### PROMPT
Extract all of the rows below, copying each line character for character.

Saved data entries:
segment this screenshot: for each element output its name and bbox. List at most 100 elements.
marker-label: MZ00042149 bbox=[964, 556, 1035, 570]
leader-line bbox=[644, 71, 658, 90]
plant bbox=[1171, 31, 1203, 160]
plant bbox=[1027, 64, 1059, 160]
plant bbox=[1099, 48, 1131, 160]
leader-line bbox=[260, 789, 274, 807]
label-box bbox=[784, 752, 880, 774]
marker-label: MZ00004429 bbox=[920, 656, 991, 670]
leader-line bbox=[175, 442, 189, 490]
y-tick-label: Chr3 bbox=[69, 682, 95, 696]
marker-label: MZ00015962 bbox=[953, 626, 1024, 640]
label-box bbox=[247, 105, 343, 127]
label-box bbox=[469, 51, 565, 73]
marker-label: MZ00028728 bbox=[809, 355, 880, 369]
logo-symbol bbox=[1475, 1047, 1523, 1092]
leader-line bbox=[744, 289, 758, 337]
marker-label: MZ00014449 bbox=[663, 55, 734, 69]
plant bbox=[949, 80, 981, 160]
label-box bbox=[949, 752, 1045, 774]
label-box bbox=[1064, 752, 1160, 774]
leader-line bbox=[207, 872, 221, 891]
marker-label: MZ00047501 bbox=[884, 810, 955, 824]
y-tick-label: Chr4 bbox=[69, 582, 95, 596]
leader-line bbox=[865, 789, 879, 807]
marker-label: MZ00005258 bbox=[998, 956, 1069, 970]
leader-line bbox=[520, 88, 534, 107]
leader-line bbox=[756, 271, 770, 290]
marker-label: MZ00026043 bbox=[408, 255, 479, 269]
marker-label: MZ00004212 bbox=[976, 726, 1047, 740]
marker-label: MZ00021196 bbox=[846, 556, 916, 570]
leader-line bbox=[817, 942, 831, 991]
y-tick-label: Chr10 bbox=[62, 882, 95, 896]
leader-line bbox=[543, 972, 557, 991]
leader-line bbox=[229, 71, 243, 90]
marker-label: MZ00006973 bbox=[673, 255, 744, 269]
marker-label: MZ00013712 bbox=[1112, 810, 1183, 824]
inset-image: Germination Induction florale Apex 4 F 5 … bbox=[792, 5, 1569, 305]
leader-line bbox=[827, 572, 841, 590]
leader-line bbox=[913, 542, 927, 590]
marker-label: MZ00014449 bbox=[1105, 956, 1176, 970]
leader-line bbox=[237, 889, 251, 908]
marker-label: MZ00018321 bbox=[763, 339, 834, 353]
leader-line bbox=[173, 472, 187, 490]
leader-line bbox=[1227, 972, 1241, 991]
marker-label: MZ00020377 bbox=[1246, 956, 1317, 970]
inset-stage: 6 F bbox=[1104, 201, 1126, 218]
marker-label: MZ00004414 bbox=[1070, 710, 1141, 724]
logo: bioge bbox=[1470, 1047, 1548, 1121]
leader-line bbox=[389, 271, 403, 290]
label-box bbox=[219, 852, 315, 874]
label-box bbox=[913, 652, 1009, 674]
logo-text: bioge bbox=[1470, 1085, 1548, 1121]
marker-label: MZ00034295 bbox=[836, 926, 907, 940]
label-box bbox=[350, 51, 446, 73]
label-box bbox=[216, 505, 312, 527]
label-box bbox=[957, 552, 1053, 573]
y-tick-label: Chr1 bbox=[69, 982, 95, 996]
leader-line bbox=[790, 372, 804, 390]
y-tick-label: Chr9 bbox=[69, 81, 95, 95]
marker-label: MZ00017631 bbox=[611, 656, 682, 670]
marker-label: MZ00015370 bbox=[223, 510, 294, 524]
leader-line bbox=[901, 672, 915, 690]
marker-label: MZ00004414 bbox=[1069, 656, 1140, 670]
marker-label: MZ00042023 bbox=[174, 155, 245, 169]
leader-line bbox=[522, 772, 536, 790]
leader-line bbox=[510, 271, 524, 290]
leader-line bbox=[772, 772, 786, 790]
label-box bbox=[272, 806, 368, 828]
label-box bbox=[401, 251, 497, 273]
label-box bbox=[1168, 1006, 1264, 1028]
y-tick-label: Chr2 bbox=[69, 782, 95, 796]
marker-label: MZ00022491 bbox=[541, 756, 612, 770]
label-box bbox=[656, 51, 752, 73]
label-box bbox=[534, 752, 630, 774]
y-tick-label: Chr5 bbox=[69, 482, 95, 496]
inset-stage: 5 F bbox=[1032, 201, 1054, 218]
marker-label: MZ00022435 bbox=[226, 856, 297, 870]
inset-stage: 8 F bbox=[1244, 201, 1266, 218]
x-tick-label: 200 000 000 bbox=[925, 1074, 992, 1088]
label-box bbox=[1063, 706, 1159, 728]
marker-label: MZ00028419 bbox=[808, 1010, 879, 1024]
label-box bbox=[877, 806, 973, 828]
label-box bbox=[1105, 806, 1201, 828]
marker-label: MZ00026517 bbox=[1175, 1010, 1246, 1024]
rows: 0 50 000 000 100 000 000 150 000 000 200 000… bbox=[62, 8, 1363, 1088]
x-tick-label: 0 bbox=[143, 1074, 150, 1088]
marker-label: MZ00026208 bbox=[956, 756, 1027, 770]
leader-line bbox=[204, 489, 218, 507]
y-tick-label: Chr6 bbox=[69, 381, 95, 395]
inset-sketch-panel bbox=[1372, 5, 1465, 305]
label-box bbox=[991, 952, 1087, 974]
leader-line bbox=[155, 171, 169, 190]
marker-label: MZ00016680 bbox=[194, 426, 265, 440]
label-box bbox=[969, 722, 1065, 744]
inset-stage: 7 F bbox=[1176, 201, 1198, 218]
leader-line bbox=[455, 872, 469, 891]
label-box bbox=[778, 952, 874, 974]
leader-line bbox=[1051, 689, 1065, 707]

### EXERCISE RESPONSE
segment this screenshot: for each element output its name and bbox. List at most 100 elements.
marker-label: MZ00042149 bbox=[964, 556, 1035, 570]
leader-line bbox=[644, 71, 658, 90]
plant bbox=[1171, 31, 1203, 160]
plant bbox=[1027, 64, 1059, 160]
plant bbox=[1099, 48, 1131, 160]
leader-line bbox=[260, 789, 274, 807]
label-box bbox=[784, 752, 880, 774]
marker-label: MZ00004429 bbox=[920, 656, 991, 670]
leader-line bbox=[175, 442, 189, 490]
y-tick-label: Chr3 bbox=[69, 682, 95, 696]
marker-label: MZ00015962 bbox=[953, 626, 1024, 640]
label-box bbox=[247, 105, 343, 127]
label-box bbox=[469, 51, 565, 73]
marker-label: MZ00028728 bbox=[809, 355, 880, 369]
logo-symbol bbox=[1475, 1047, 1523, 1092]
leader-line bbox=[744, 289, 758, 337]
marker-label: MZ00014449 bbox=[663, 55, 734, 69]
plant bbox=[949, 80, 981, 160]
label-box bbox=[949, 752, 1045, 774]
label-box bbox=[1064, 752, 1160, 774]
leader-line bbox=[207, 872, 221, 891]
marker-label: MZ00047501 bbox=[884, 810, 955, 824]
y-tick-label: Chr4 bbox=[69, 582, 95, 596]
leader-line bbox=[865, 789, 879, 807]
marker-label: MZ00005258 bbox=[998, 956, 1069, 970]
leader-line bbox=[520, 88, 534, 107]
leader-line bbox=[756, 271, 770, 290]
marker-label: MZ00026043 bbox=[408, 255, 479, 269]
marker-label: MZ00004212 bbox=[976, 726, 1047, 740]
marker-label: MZ00021196 bbox=[846, 556, 916, 570]
leader-line bbox=[817, 942, 831, 991]
y-tick-label: Chr10 bbox=[62, 882, 95, 896]
leader-line bbox=[543, 972, 557, 991]
leader-line bbox=[229, 71, 243, 90]
marker-label: MZ00006973 bbox=[673, 255, 744, 269]
marker-label: MZ00013712 bbox=[1112, 810, 1183, 824]
inset-image: Germination Induction florale Apex 4 F 5 … bbox=[792, 5, 1569, 305]
leader-line bbox=[827, 572, 841, 590]
leader-line bbox=[913, 542, 927, 590]
marker-label: MZ00014449 bbox=[1105, 956, 1176, 970]
leader-line bbox=[237, 889, 251, 908]
marker-label: MZ00018321 bbox=[763, 339, 834, 353]
leader-line bbox=[173, 472, 187, 490]
leader-line bbox=[1227, 972, 1241, 991]
marker-label: MZ00020377 bbox=[1246, 956, 1317, 970]
inset-stage: 6 F bbox=[1104, 201, 1126, 218]
marker-label: MZ00004414 bbox=[1070, 710, 1141, 724]
logo: bioge bbox=[1470, 1047, 1548, 1121]
leader-line bbox=[389, 271, 403, 290]
label-box bbox=[219, 852, 315, 874]
label-box bbox=[913, 652, 1009, 674]
logo-text: bioge bbox=[1470, 1085, 1548, 1121]
marker-label: MZ00034295 bbox=[836, 926, 907, 940]
label-box bbox=[350, 51, 446, 73]
label-box bbox=[216, 505, 312, 527]
label-box bbox=[957, 552, 1053, 573]
y-tick-label: Chr1 bbox=[69, 982, 95, 996]
leader-line bbox=[790, 372, 804, 390]
y-tick-label: Chr9 bbox=[69, 81, 95, 95]
marker-label: MZ00017631 bbox=[611, 656, 682, 670]
marker-label: MZ00015370 bbox=[223, 510, 294, 524]
leader-line bbox=[901, 672, 915, 690]
marker-label: MZ00004414 bbox=[1069, 656, 1140, 670]
marker-label: MZ00042023 bbox=[174, 155, 245, 169]
leader-line bbox=[522, 772, 536, 790]
leader-line bbox=[510, 271, 524, 290]
leader-line bbox=[772, 772, 786, 790]
label-box bbox=[272, 806, 368, 828]
label-box bbox=[401, 251, 497, 273]
label-box bbox=[1168, 1006, 1264, 1028]
y-tick-label: Chr2 bbox=[69, 782, 95, 796]
marker-label: MZ00022491 bbox=[541, 756, 612, 770]
label-box bbox=[656, 51, 752, 73]
label-box bbox=[534, 752, 630, 774]
y-tick-label: Chr5 bbox=[69, 482, 95, 496]
inset-stage: 5 F bbox=[1032, 201, 1054, 218]
marker-label: MZ00022435 bbox=[226, 856, 297, 870]
inset-stage: 8 F bbox=[1244, 201, 1266, 218]
x-tick-label: 200 000 000 bbox=[925, 1074, 992, 1088]
label-box bbox=[1063, 706, 1159, 728]
marker-label: MZ00028419 bbox=[808, 1010, 879, 1024]
label-box bbox=[877, 806, 973, 828]
label-box bbox=[1105, 806, 1201, 828]
marker-label: MZ00026517 bbox=[1175, 1010, 1246, 1024]
rows: 0 50 000 000 100 000 000 150 000 000 200 000… bbox=[62, 8, 1363, 1088]
x-tick-label: 0 bbox=[143, 1074, 150, 1088]
marker-label: MZ00026208 bbox=[956, 756, 1027, 770]
leader-line bbox=[204, 489, 218, 507]
y-tick-label: Chr6 bbox=[69, 381, 95, 395]
inset-sketch-panel bbox=[1372, 5, 1465, 305]
label-box bbox=[991, 952, 1087, 974]
leader-line bbox=[155, 171, 169, 190]
marker-label: MZ00016680 bbox=[194, 426, 265, 440]
label-box bbox=[969, 722, 1065, 744]
inset-stage: 7 F bbox=[1176, 201, 1198, 218]
leader-line bbox=[455, 872, 469, 891]
label-box bbox=[778, 952, 874, 974]
leader-line bbox=[1051, 689, 1065, 707]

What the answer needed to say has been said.